Saved entries
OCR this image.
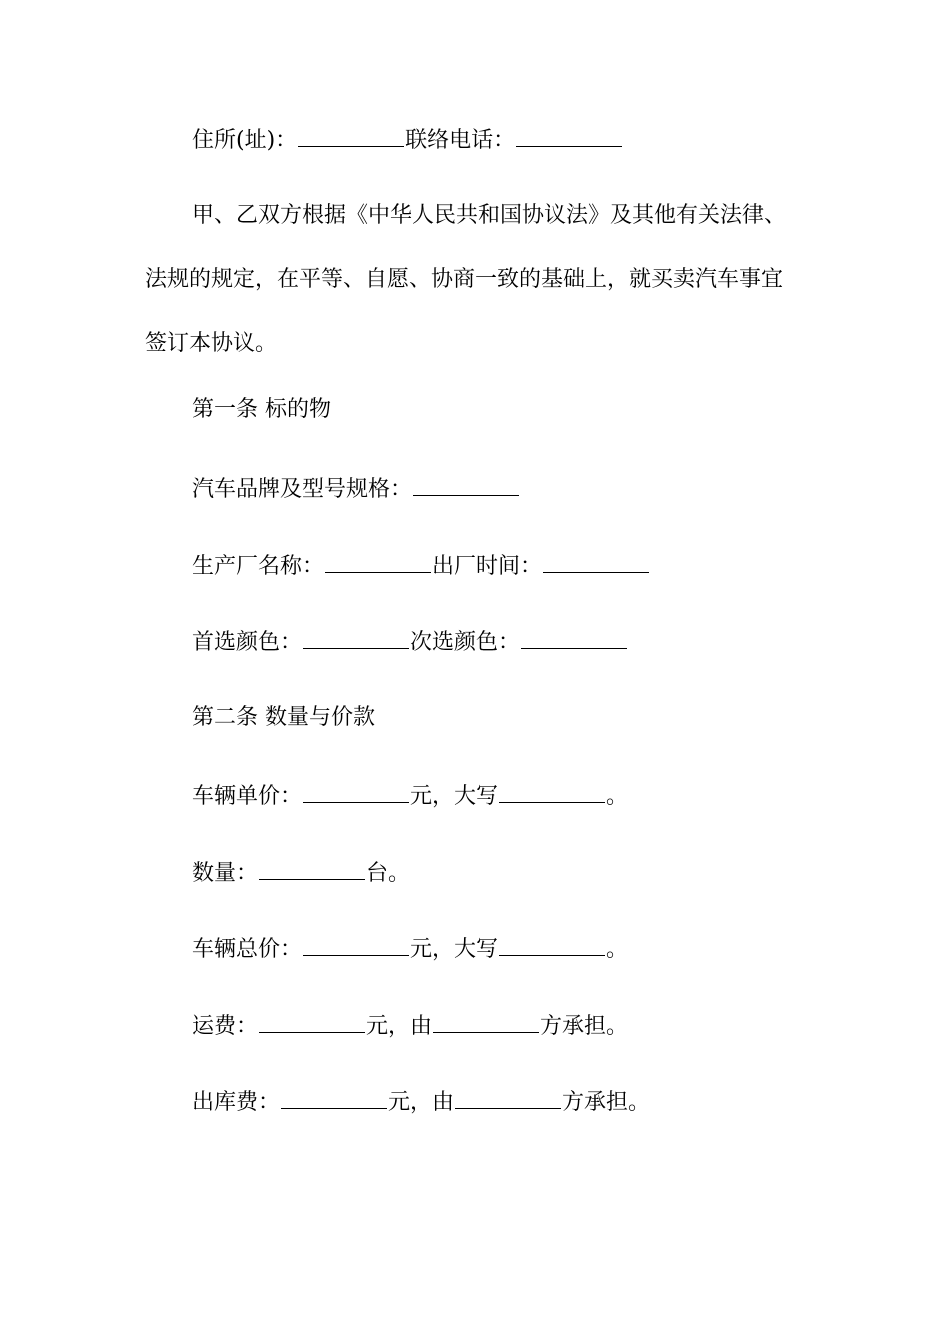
住所(址)：	联络电话：
甲、乙双方根据《中华人民共和国协议法》及其他有关法律、
法规的规定，在平等、自愿、协商一致的基础上，就买卖汽车事宜
签订本协议。
第一条 标的物
汽车品牌及型号规格：
生产厂名称：	出厂时间：
首选颜色：	次选颜色：
第二条 数量与价款
车辆单价：	元，大写	。
数量：	台。
车辆总价：	元，大写	。
运费：	元，由	方承担。
出库费：	元，由	方承担。
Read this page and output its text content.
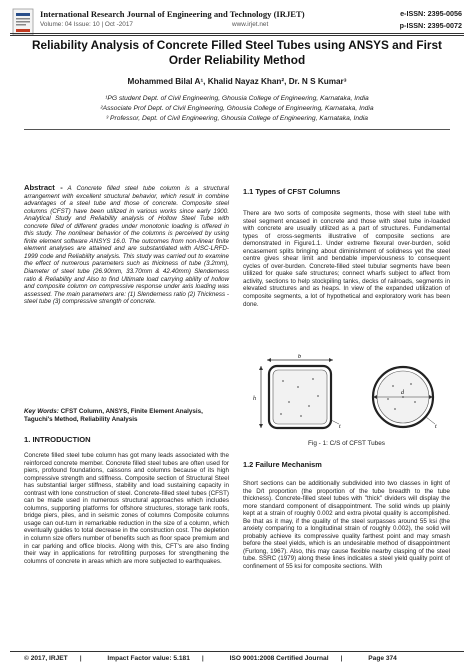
International Research Journal of Engineering and Technology (IRJET)
Volume: 04 Issue: 10 | Oct -2017	www.irjet.net
e-ISSN: 2395-0056
p-ISSN: 2395-0072
Reliability Analysis of Concrete Filled Steel Tubes using ANSYS and First Order Reliability Method
Mohammed Bilal A¹, Khalid Nayaz Khan², Dr. N S Kumar³
¹PG student Dept. of Civil Engineering, Ghousia College of Engineering, Karnataka, India
²Associate Prof Dept. of Civil Engineering, Ghousia College of Engineering, Karnataka, India
³ Professor, Dept. of Civil Engineering, Ghousia College of Engineering, Karnataka, India
Abstract - A Concrete filled steel tube column is a structural arrangement with excellent structural behavior, which result in combine advantages of a steel tube and those of concrete. Composite steel columns (CFST) have been utilized in various works since early 1900. Analytical Study and Reliability analysis of Hollow Steel Tube with concrete filled of different grades under monotonic loading is offered in this study. The nonlinear behavior of the columns is perceived by using finite element software ANSYS 16.0. The outcomes from non-linear finite element analyses are attained and are substantiated with AISC-LRFD-1999 code and Reliability analysis. This study was carried out to examine the effect of numerous parameters such as thickness of tube (3.2mm), Diameter of steel tube (26.90mm, 33.70mm & 42.40mm) Slenderness ratio & Reliability and Also to find Ultimate load carrying ability of hollow and composite column on compressive response under axis loading was assessed. The main parameters are: (1) Slenderness ratio (2) Thickness -steel tube (3) compressive strength of concrete.
Key Words: CFST Column, ANSYS, Finite Element Analysis, Taguchi's Method, Reliability Analysis
1. INTRODUCTION
Concrete filled steel tube column has got many leads associated with the reinforced concrete member. Concrete filled steel tubes are often used for piers, profound foundations, caissons and columns because of its high compressive strength and stiffness. Composite section of Structural Steel has substantial larger stiffness, stability and load sustaining capacity in contrast with lone construction of steel. Concrete-filled steel tubes (CFST) can be made used in numerous structural approaches which includes columns, supporting platforms for offshore structures, storage tank roofs, bridge piers, piles, and in seismic zones of columns Composite columns usage can out-turn in remarkable reduction in the size of a column, which eventually guides to total decrease in the construction cost. The depletion in column size offers number of benefits such as floor space premium and in car parking and office blocks. Along with this, CFT's are also finding their way in applications for retrofitting purposes for strengthening the columns of concrete in areas which are more subjected to earthquakes.
1.1 Types of CFST Columns
There are two sorts of composite segments, those with steel tube with steel segment encased in concrete and those with steel tube in-loaded with concrete are usually utilized as a part of structures. Fundamental types of cross-segments illustrative of composite sections are demonstrated in Figure1.1. Under extreme flexural over-burden, solid encasement splits bringing about diminishment of solidness yet the steel centre gives shear limit and bendable imperviousness to consequent cycles of over-burden. Concrete-filled steel tubular segments have been utilized for quake safe structures; connect wharfs subject to affect from activity, sections to help stockpiling tanks, decks of railroads, segments in elevated structures and as heaps. In view of the expanded utilization of composite segments, a lot of hypothetical and exploratory work has been done.
b
h
t
d
t
Fig - 1: C/S of CFST Tubes
1.2 Failure Mechanism
Short sections can be additionally subdivided into two classes in light of the D/t proportion (the proportion of the tube breadth to the tube thickness). Concrete-filled steel tubes with "thick" dividers will display the more standard component of disappointment. The solid winds up plainly kept at a strain of roughly 0.002 and extra pivotal quality is accomplished. Be that as it may, if the quality of the steel surpasses around 55 ksi (the anxiety comparing to a longitudinal strain of roughly 0.002), the solid will probably achieve its compressive quality farthest point and may smash before the steel yields, which is an undesirable method of disappointment (Furlong, 1967). Also, this may cause flexible nearby clasping of the steel tube. SSRC (1979) along these lines indicates a steel yield quality point of confinement of 55 ksi for composite sections. With
© 2017, IRJET |	Impact Factor value: 5.181 |	ISO 9001:2008 Certified Journal |	Page 374
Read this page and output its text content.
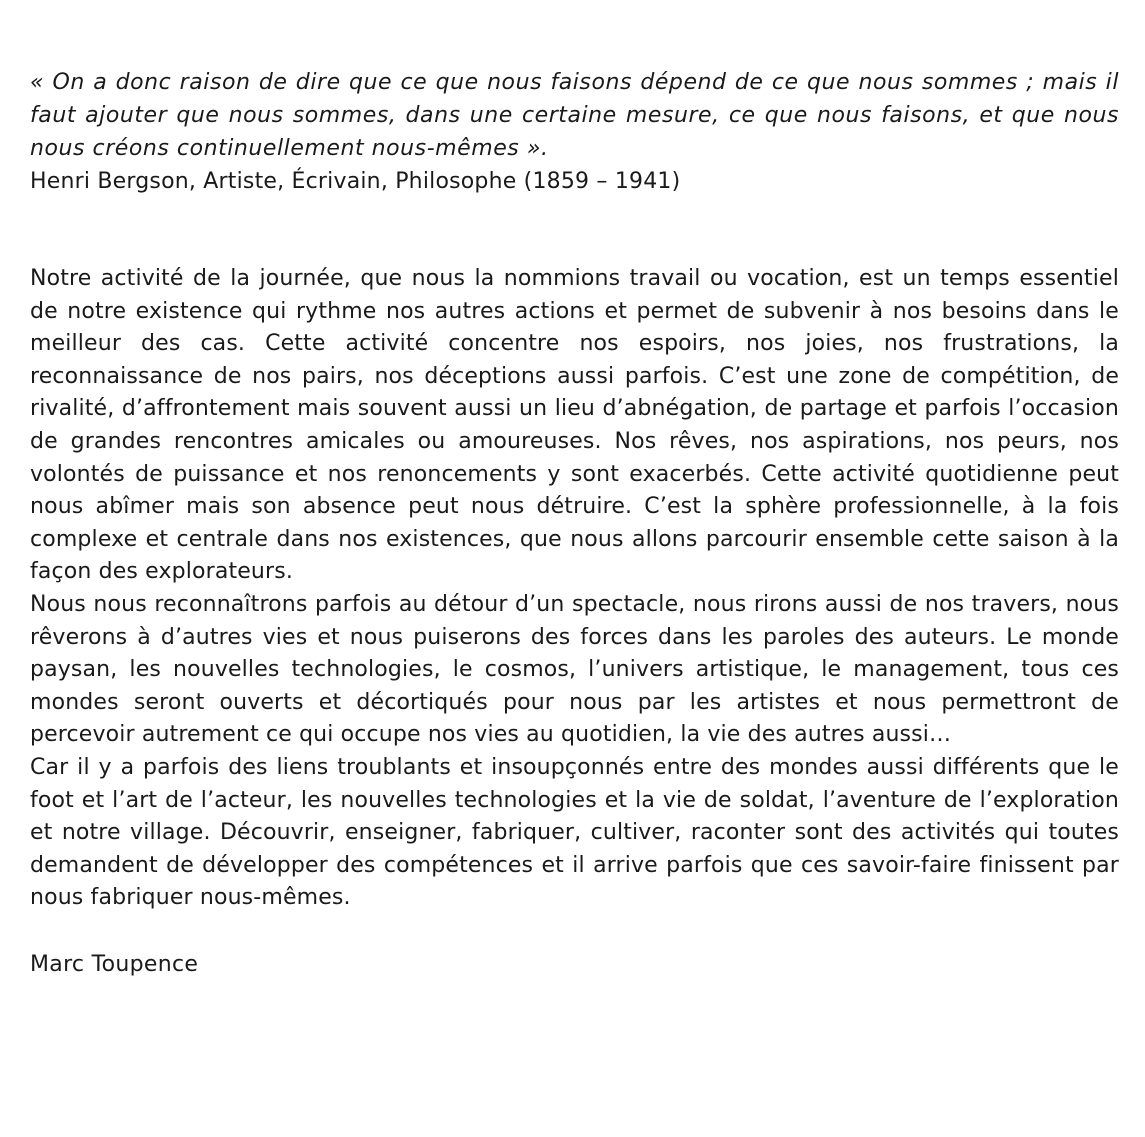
« On a donc raison de dire que ce que nous faisons dépend de ce que nous sommes ; mais il faut ajouter que nous sommes, dans une certaine mesure, ce que nous faisons, et que nous nous créons continuellement nous-mêmes ».

Henri Bergson, Artiste, Écrivain, Philosophe (1859 – 1941)

Notre activité de la journée, que nous la nommions travail ou vocation, est un temps essentiel de notre existence qui rythme nos autres actions et permet de subvenir à nos besoins dans le meilleur des cas. Cette activité concentre nos espoirs, nos joies, nos frustrations, la reconnaissance de nos pairs, nos déceptions aussi parfois. C’est une zone de compétition, de rivalité, d’affrontement mais souvent aussi un lieu d’abnégation, de partage et parfois l’occasion de grandes rencontres amicales ou amoureuses. Nos rêves, nos aspirations, nos peurs, nos volontés de puissance et nos renoncements y sont exacerbés. Cette activité quotidienne peut nous abîmer mais son absence peut nous détruire. C’est la sphère professionnelle, à la fois complexe et centrale dans nos existences, que nous allons parcourir ensemble cette saison à la façon des explorateurs.

Nous nous reconnaîtrons parfois au détour d’un spectacle, nous rirons aussi de nos travers, nous rêverons à d’autres vies et nous puiserons des forces dans les paroles des auteurs. Le monde paysan, les nouvelles technologies, le cosmos, l’univers artistique, le management, tous ces mondes seront ouverts et décortiqués pour nous par les artistes et nous permettront de percevoir autrement ce qui occupe nos vies au quotidien, la vie des autres aussi…

Car il y a parfois des liens troublants et insoupçonnés entre des mondes aussi différents que le foot et l’art de l’acteur, les nouvelles technologies et la vie de soldat, l’aventure de l’exploration et notre village. Découvrir, enseigner, fabriquer, cultiver, raconter sont des activités qui toutes demandent de développer des compétences et il arrive parfois que ces savoir-faire finissent par nous fabriquer nous-mêmes.

Marc Toupence
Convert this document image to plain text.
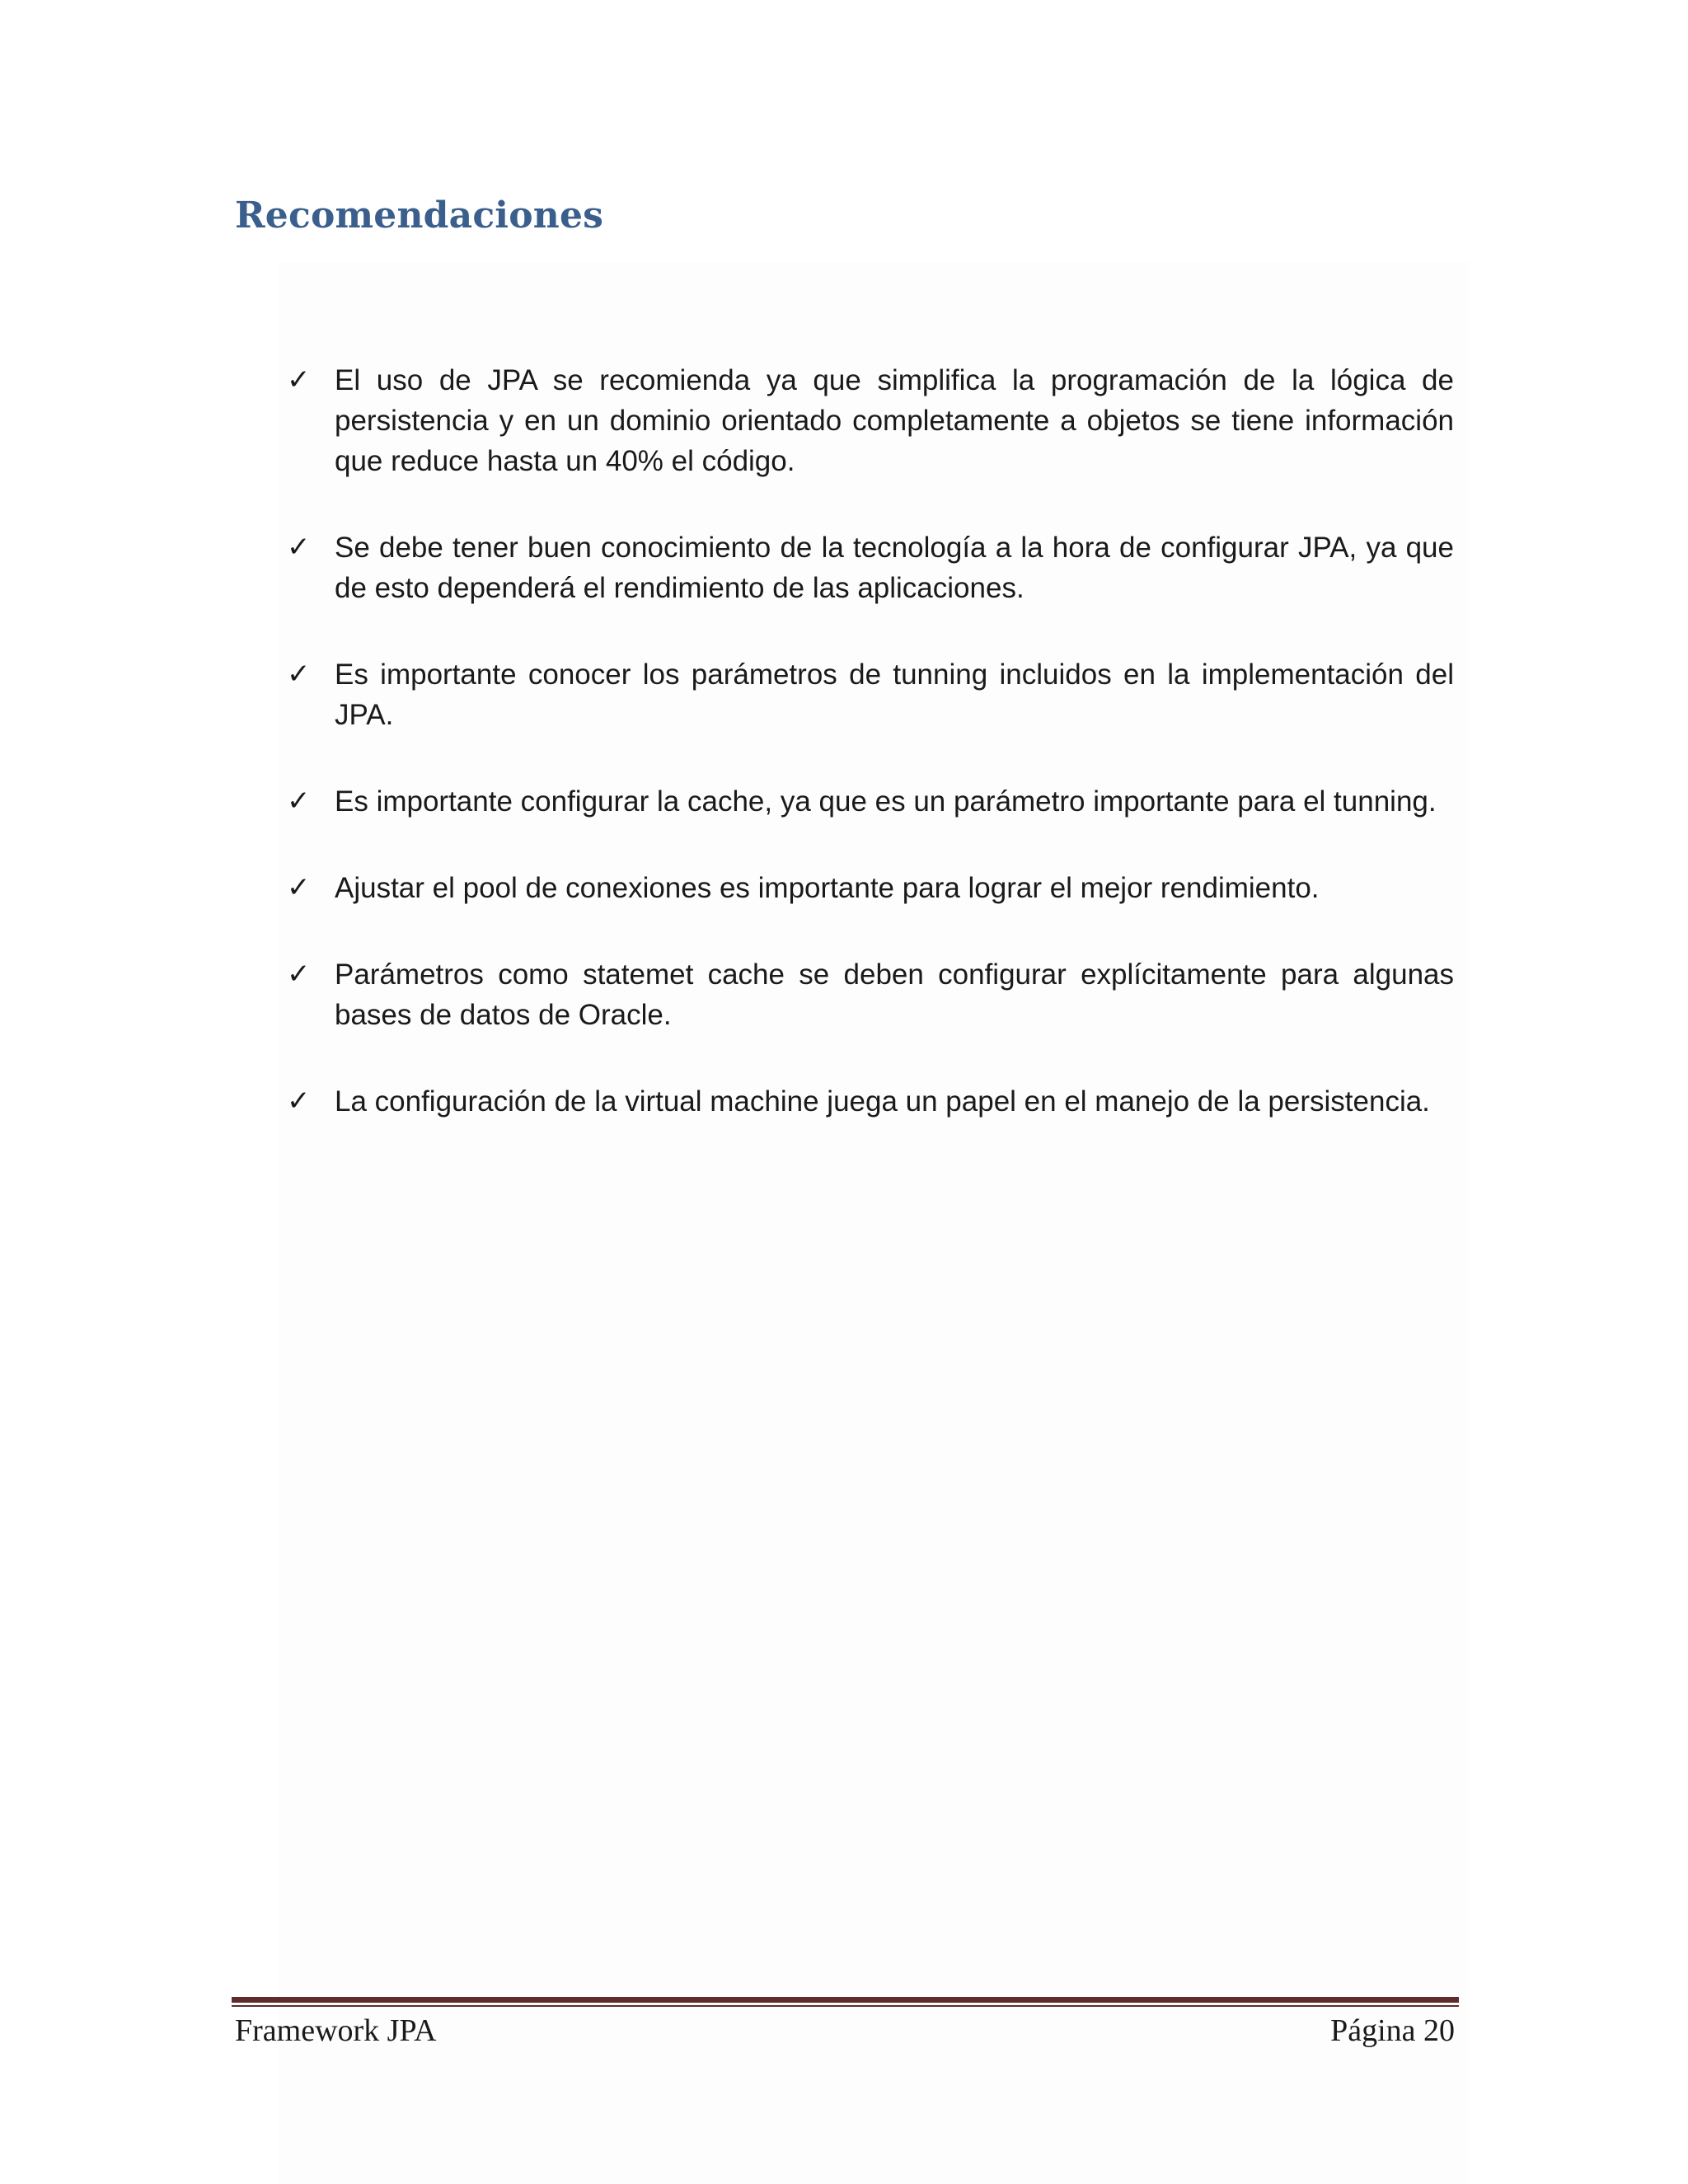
Recomendaciones
✓ El uso de JPA se recomienda ya que simplifica la programación de la lógica de persistencia y en un dominio orientado completamente a objetos se tiene información que reduce hasta un 40% el código.
✓ Se debe tener buen conocimiento de la tecnología a la hora de configurar JPA, ya que de esto dependerá el rendimiento de las aplicaciones.
✓ Es importante conocer los parámetros de tunning incluidos en la implementación del JPA.
✓ Es importante configurar la cache, ya que es un parámetro importante para el tunning.
✓ Ajustar el pool de conexiones es importante para lograr el mejor rendimiento.
✓ Parámetros como statemet cache se deben configurar explícitamente para algunas bases de datos de Oracle.
✓ La configuración de la virtual machine juega un papel en el manejo de la persistencia.
Framework JPA	Página 20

What the task requires | Select the lines in this material that hold the word "India", leaving none out.

Output |
¹PG student Dept. of Civil Engineering, Ghousia College of Engineering, Karnataka, India
²Associate Prof Dept. of Civil Engineering, Ghousia College of Engineering, Karnataka, India
³ Professor, Dept. of Civil Engineering, Ghousia College of Engineering, Karnataka, India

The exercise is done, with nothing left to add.